* [The exercise] Rewrite the listing with "Motor compl" replaced by "Motor complete" everywhere and every other line unchanged. Omit the picture from your answer.

***** Material for this task *****

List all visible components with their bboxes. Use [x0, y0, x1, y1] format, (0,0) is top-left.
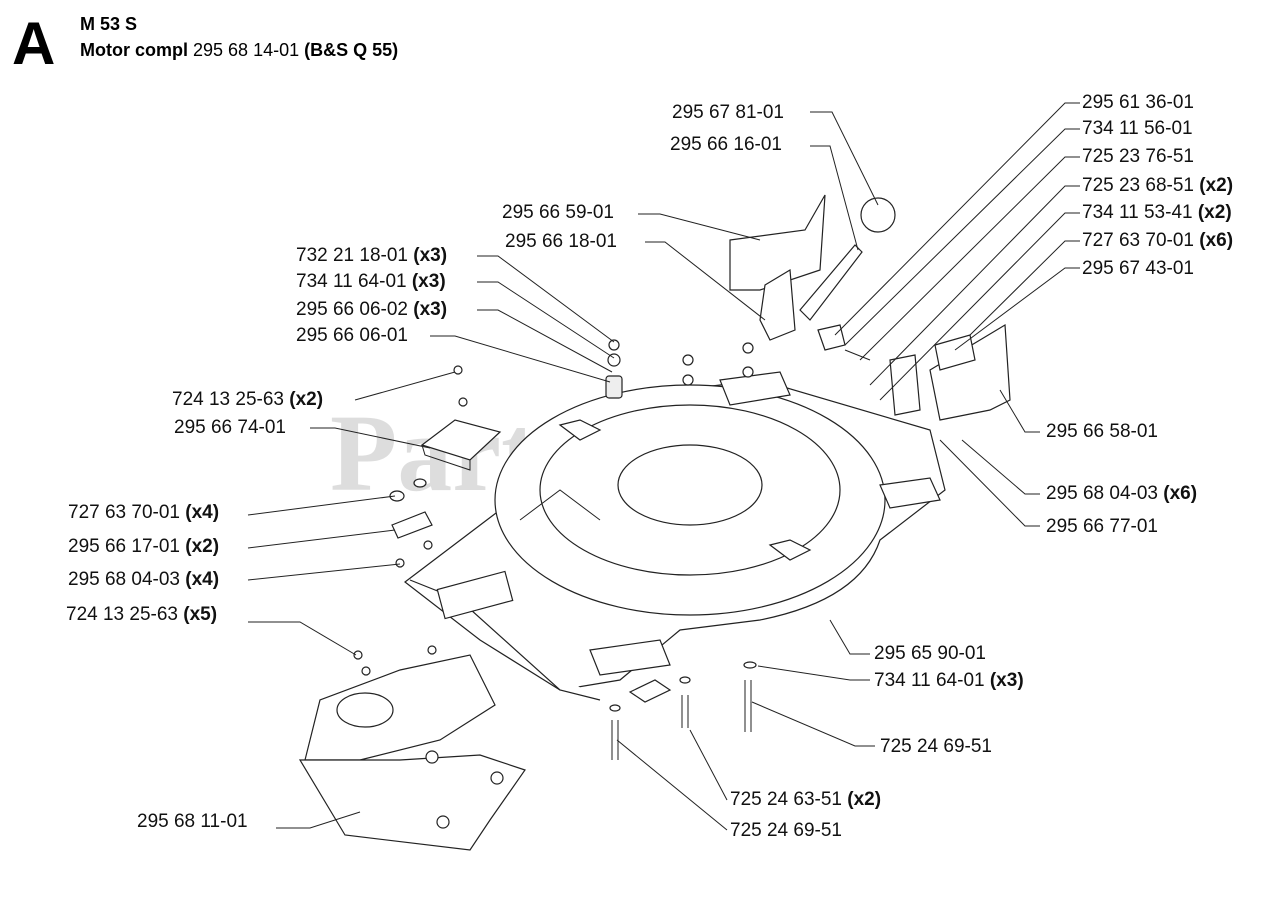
part-label: 295 66 17-01 (x2) [68, 536, 219, 557]
part-label: 725 23 68-51 (x2) [1082, 175, 1233, 196]
part-label: 727 63 70-01 (x6) [1082, 230, 1233, 251]
section-letter: A [12, 10, 56, 77]
subtitle-bold: Motor compl [80, 40, 188, 60]
part-label: 725 24 69-51 [880, 736, 992, 757]
part-label: 295 61 36-01 [1082, 92, 1194, 113]
small-cover-plate [420, 419, 502, 471]
part-label: 734 11 56-01 [1082, 118, 1193, 139]
part-label: 734 11 64-01 (x3) [874, 670, 1024, 691]
deck-housing [404, 371, 946, 701]
part-labels: 295 67 81-01 295 66 16-01 295 66 59-01 2… [66, 92, 1233, 841]
part-label: 295 66 06-01 [296, 325, 408, 346]
rear-bracket [889, 323, 1011, 421]
assembly-subtitle: Motor compl 295 68 14-01 (B&S Q 55) [80, 40, 398, 61]
part-label: 724 13 25-63 (x5) [66, 604, 217, 625]
part-label: 725 24 63-51 (x2) [730, 789, 881, 810]
part-label: 295 68 04-03 (x4) [68, 569, 219, 590]
part-label: 295 67 43-01 [1082, 258, 1194, 279]
subtitle-number: 295 68 14-01 [193, 40, 300, 60]
part-label: 295 66 59-01 [502, 202, 614, 223]
part-label: 727 63 70-01 (x4) [68, 502, 219, 523]
part-label: 295 66 06-02 (x3) [296, 299, 447, 320]
part-label: 295 66 16-01 [670, 134, 782, 155]
part-label: 295 66 77-01 [1046, 516, 1158, 537]
model-title: M 53 S [80, 14, 138, 34]
part-label: 295 65 90-01 [874, 643, 986, 664]
part-label: 295 66 18-01 [505, 231, 617, 252]
part-label: 295 66 58-01 [1046, 421, 1158, 442]
bolts-bottom [609, 661, 757, 760]
height-adjust-bracket [729, 194, 896, 361]
part-label: 295 67 81-01 [672, 102, 784, 123]
part-label: 295 68 04-03 (x6) [1046, 483, 1197, 504]
rear-flap-cover [298, 654, 526, 851]
leader-lines [247, 102, 1080, 831]
part-label: 734 11 53-41 (x2) [1082, 202, 1232, 223]
part-label: 724 13 25-63 (x2) [172, 389, 323, 410]
subtitle-engine: (B&S Q 55) [304, 40, 399, 60]
part-label: 725 24 69-51 [730, 820, 842, 841]
part-label: 734 11 64-01 (x3) [296, 271, 446, 292]
part-label: 732 21 18-01 (x3) [296, 245, 447, 266]
part-label: 725 23 76-51 [1082, 146, 1194, 167]
part-label: 295 68 11-01 [137, 811, 248, 832]
part-label: 295 66 74-01 [174, 417, 286, 438]
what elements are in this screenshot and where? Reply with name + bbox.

*****

* [Task response]
List all visible components with their bboxes. Use [x0, y0, x1, y1] format, (0,0) is top-left.
part-label: 295 66 17-01 (x2) [68, 536, 219, 557]
part-label: 725 23 68-51 (x2) [1082, 175, 1233, 196]
part-label: 727 63 70-01 (x6) [1082, 230, 1233, 251]
section-letter: A [12, 10, 56, 77]
subtitle-bold: Motor complete [80, 40, 188, 60]
part-label: 725 24 69-51 [880, 736, 992, 757]
part-label: 295 61 36-01 [1082, 92, 1194, 113]
small-cover-plate [420, 419, 502, 471]
part-label: 734 11 56-01 [1082, 118, 1193, 139]
part-label: 734 11 64-01 (x3) [874, 670, 1024, 691]
deck-housing [404, 371, 946, 701]
part-labels: 295 67 81-01 295 66 16-01 295 66 59-01 2… [66, 92, 1233, 841]
part-label: 295 66 06-01 [296, 325, 408, 346]
rear-bracket [889, 323, 1011, 421]
assembly-subtitle: Motor complete 295 68 14-01 (B&S Q 55) [80, 40, 398, 61]
part-label: 724 13 25-63 (x5) [66, 604, 217, 625]
part-label: 725 24 63-51 (x2) [730, 789, 881, 810]
part-label: 295 68 04-03 (x4) [68, 569, 219, 590]
part-label: 295 67 43-01 [1082, 258, 1194, 279]
subtitle-number: 295 68 14-01 [193, 40, 300, 60]
part-label: 295 66 59-01 [502, 202, 614, 223]
part-label: 727 63 70-01 (x4) [68, 502, 219, 523]
part-label: 295 66 06-02 (x3) [296, 299, 447, 320]
part-label: 295 66 16-01 [670, 134, 782, 155]
part-label: 295 66 77-01 [1046, 516, 1158, 537]
model-title: M 53 S [80, 14, 138, 34]
part-label: 295 65 90-01 [874, 643, 986, 664]
part-label: 295 66 18-01 [505, 231, 617, 252]
part-label: 295 66 58-01 [1046, 421, 1158, 442]
bolts-bottom [609, 661, 757, 760]
height-adjust-bracket [729, 194, 896, 361]
part-label: 295 67 81-01 [672, 102, 784, 123]
part-label: 295 68 04-03 (x6) [1046, 483, 1197, 504]
rear-flap-cover [298, 654, 526, 851]
leader-lines [247, 102, 1080, 831]
part-label: 734 11 53-41 (x2) [1082, 202, 1232, 223]
part-label: 724 13 25-63 (x2) [172, 389, 323, 410]
subtitle-engine: (B&S Q 55) [304, 40, 399, 60]
part-label: 725 24 69-51 [730, 820, 842, 841]
part-label: 734 11 64-01 (x3) [296, 271, 446, 292]
part-label: 732 21 18-01 (x3) [296, 245, 447, 266]
part-label: 725 23 76-51 [1082, 146, 1194, 167]
part-label: 295 68 11-01 [137, 811, 248, 832]
part-label: 295 66 74-01 [174, 417, 286, 438]
what elements are in this screenshot and where? Reply with name + bbox.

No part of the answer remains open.